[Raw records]
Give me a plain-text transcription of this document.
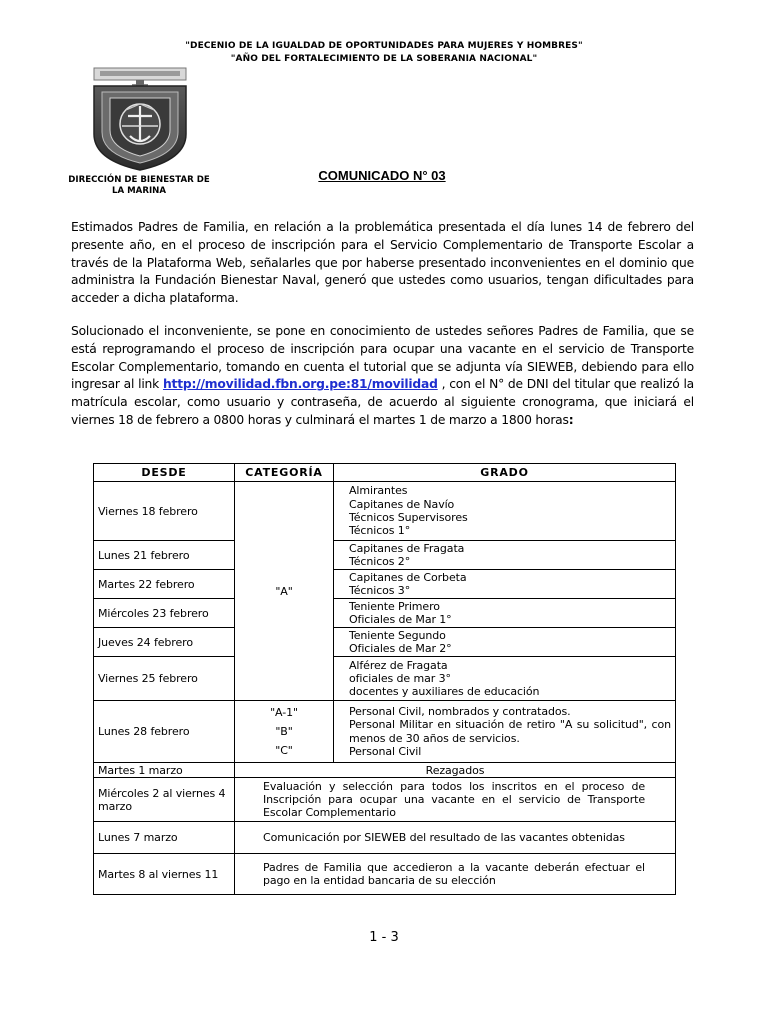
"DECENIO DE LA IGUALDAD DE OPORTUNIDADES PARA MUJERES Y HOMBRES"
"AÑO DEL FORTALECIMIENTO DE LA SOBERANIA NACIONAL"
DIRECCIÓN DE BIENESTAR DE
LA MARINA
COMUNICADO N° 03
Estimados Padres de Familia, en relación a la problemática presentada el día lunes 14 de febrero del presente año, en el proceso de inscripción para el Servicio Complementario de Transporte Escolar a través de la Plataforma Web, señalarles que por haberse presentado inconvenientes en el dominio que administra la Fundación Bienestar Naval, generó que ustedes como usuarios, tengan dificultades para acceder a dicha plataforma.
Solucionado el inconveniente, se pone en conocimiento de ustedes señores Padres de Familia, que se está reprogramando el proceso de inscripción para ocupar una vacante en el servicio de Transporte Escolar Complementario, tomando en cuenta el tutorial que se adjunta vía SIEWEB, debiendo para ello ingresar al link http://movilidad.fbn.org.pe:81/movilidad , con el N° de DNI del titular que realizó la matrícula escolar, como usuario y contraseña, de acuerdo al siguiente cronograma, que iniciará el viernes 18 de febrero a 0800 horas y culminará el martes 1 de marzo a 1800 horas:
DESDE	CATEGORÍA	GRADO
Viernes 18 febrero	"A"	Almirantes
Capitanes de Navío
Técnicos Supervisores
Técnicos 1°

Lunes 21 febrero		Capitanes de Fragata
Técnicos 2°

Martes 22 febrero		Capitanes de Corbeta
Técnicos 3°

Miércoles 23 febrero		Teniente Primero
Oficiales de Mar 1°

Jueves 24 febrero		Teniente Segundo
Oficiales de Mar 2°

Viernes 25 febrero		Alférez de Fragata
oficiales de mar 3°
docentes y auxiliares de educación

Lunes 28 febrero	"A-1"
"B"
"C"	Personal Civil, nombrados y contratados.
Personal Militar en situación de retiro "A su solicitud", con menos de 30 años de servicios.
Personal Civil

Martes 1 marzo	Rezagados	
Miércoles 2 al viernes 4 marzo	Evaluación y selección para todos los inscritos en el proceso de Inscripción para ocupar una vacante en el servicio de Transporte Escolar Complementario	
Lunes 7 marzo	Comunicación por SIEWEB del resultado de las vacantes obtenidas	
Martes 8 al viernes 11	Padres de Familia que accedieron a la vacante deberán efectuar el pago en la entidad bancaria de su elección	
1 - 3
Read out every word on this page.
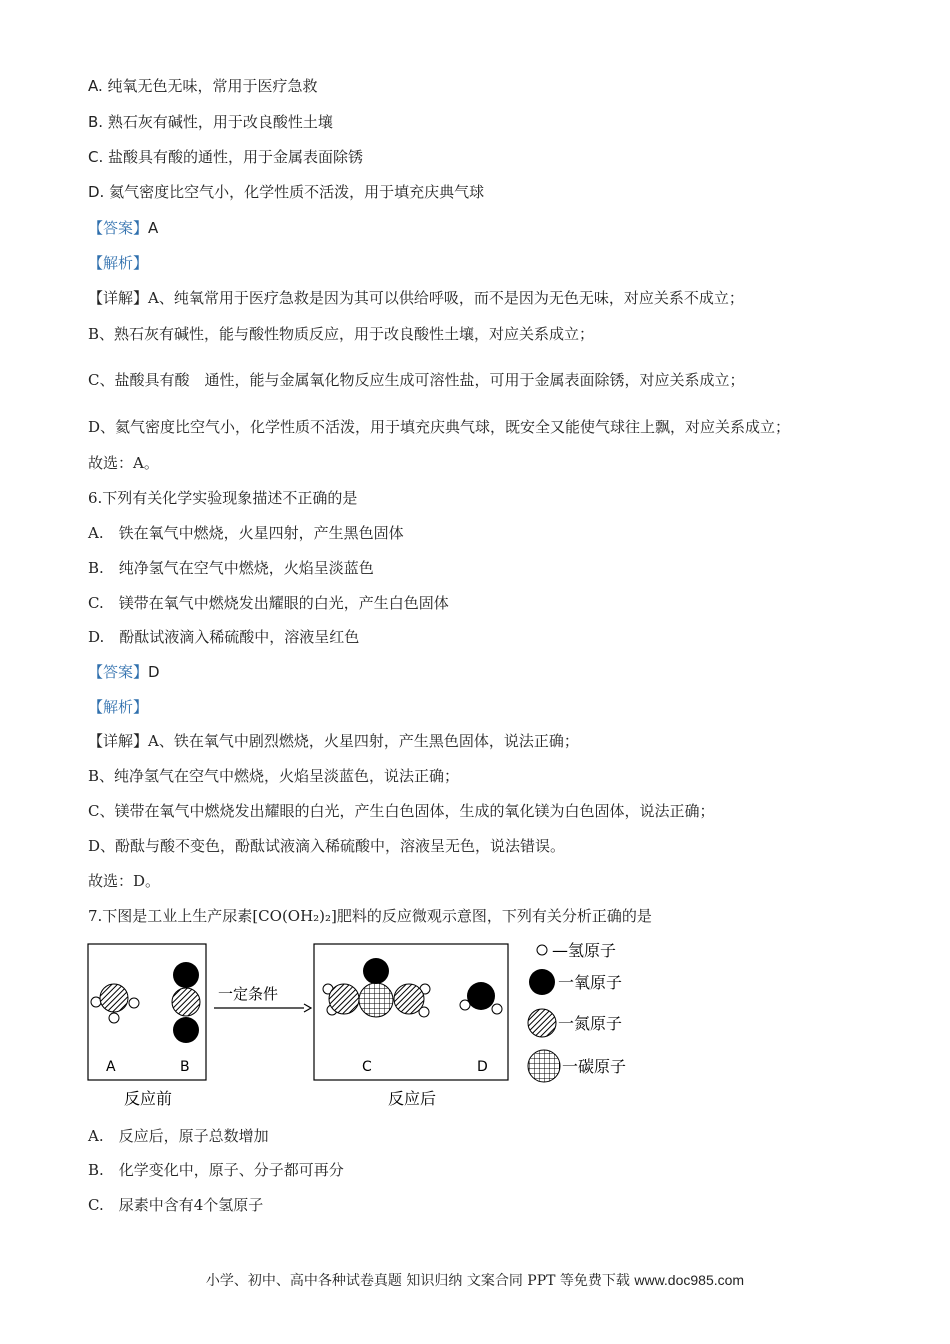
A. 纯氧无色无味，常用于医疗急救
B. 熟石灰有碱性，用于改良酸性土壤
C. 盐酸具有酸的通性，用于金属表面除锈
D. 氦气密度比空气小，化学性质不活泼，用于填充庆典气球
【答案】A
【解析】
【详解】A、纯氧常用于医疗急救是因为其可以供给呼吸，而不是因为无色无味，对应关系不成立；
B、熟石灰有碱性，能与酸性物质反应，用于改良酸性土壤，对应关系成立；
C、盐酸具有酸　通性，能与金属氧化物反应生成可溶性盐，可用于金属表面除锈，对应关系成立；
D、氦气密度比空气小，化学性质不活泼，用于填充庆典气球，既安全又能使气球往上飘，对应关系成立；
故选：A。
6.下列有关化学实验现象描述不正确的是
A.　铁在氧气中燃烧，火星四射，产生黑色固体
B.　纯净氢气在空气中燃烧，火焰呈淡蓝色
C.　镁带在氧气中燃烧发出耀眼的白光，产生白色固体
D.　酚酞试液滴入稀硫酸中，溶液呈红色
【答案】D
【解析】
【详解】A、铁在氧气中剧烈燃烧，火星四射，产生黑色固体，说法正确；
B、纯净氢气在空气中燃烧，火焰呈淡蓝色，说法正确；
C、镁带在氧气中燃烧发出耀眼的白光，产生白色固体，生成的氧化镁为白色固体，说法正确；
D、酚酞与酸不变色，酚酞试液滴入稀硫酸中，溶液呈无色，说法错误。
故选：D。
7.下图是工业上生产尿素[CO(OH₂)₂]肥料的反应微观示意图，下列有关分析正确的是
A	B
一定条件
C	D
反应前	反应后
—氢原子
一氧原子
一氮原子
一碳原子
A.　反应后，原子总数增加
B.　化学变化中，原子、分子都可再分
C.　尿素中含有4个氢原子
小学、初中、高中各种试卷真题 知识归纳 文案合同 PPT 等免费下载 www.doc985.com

* SET EXERCISE: Quote every entry exactly, with the pictures omitted.

* SOLUTION:
Give me a plain-text transcription of this document.
"DECENIO DE LA IGUALDAD DE OPORTUNIDADES PARA MUJERES Y HOMBRES"
"AÑO DEL FORTALECIMIENTO DE LA SOBERANIA NACIONAL"
DIRECCIÓN DE BIENESTAR DE
LA MARINA
COMUNICADO N° 03
Estimados Padres de Familia, en relación a la problemática presentada el día lunes 14 de febrero del presente año, en el proceso de inscripción para el Servicio Complementario de Transporte Escolar a través de la Plataforma Web, señalarles que por haberse presentado inconvenientes en el dominio que administra la Fundación Bienestar Naval, generó que ustedes como usuarios, tengan dificultades para acceder a dicha plataforma.
Solucionado el inconveniente, se pone en conocimiento de ustedes señores Padres de Familia, que se está reprogramando el proceso de inscripción para ocupar una vacante en el servicio de Transporte Escolar Complementario, tomando en cuenta el tutorial que se adjunta vía SIEWEB, debiendo para ello ingresar al link http://movilidad.fbn.org.pe:81/movilidad , con el N° de DNI del titular que realizó la matrícula escolar, como usuario y contraseña, de acuerdo al siguiente cronograma, que iniciará el viernes 18 de febrero a 0800 horas y culminará el martes 1 de marzo a 1800 horas:
DESDE	CATEGORÍA	GRADO
Viernes 18 febrero	"A"	Almirantes
Capitanes de Navío
Técnicos Supervisores
Técnicos 1°

Lunes 21 febrero		Capitanes de Fragata
Técnicos 2°

Martes 22 febrero		Capitanes de Corbeta
Técnicos 3°

Miércoles 23 febrero		Teniente Primero
Oficiales de Mar 1°

Jueves 24 febrero		Teniente Segundo
Oficiales de Mar 2°

Viernes 25 febrero		Alférez de Fragata
oficiales de mar 3°
docentes y auxiliares de educación

Lunes 28 febrero	"A-1"
"B"
"C"	Personal Civil, nombrados y contratados.
Personal Militar en situación de retiro "A su solicitud", con menos de 30 años de servicios.
Personal Civil

Martes 1 marzo	Rezagados	
Miércoles 2 al viernes 4 marzo	Evaluación y selección para todos los inscritos en el proceso de Inscripción para ocupar una vacante en el servicio de Transporte Escolar Complementario	
Lunes 7 marzo	Comunicación por SIEWEB del resultado de las vacantes obtenidas	
Martes 8 al viernes 11	Padres de Familia que accedieron a la vacante deberán efectuar el pago en la entidad bancaria de su elección	
1 - 3
Read out every word on this page.
A. 纯氧无色无味，常用于医疗急救
B. 熟石灰有碱性，用于改良酸性土壤
C. 盐酸具有酸的通性，用于金属表面除锈
D. 氦气密度比空气小，化学性质不活泼，用于填充庆典气球
【答案】A
【解析】
【详解】A、纯氧常用于医疗急救是因为其可以供给呼吸，而不是因为无色无味，对应关系不成立；
B、熟石灰有碱性，能与酸性物质反应，用于改良酸性土壤，对应关系成立；
C、盐酸具有酸　通性，能与金属氧化物反应生成可溶性盐，可用于金属表面除锈，对应关系成立；
D、氦气密度比空气小，化学性质不活泼，用于填充庆典气球，既安全又能使气球往上飘，对应关系成立；
故选：A。
6.下列有关化学实验现象描述不正确的是
A.　铁在氧气中燃烧，火星四射，产生黑色固体
B.　纯净氢气在空气中燃烧，火焰呈淡蓝色
C.　镁带在氧气中燃烧发出耀眼的白光，产生白色固体
D.　酚酞试液滴入稀硫酸中，溶液呈红色
【答案】D
【解析】
【详解】A、铁在氧气中剧烈燃烧，火星四射，产生黑色固体，说法正确；
B、纯净氢气在空气中燃烧，火焰呈淡蓝色，说法正确；
C、镁带在氧气中燃烧发出耀眼的白光，产生白色固体，生成的氧化镁为白色固体，说法正确；
D、酚酞与酸不变色，酚酞试液滴入稀硫酸中，溶液呈无色，说法错误。
故选：D。
7.下图是工业上生产尿素[CO(OH₂)₂]肥料的反应微观示意图，下列有关分析正确的是
A	B
一定条件
C	D
反应前	反应后
—氢原子
一氧原子
一氮原子
一碳原子
A.　反应后，原子总数增加
B.　化学变化中，原子、分子都可再分
C.　尿素中含有4个氢原子
小学、初中、高中各种试卷真题 知识归纳 文案合同 PPT 等免费下载 www.doc985.com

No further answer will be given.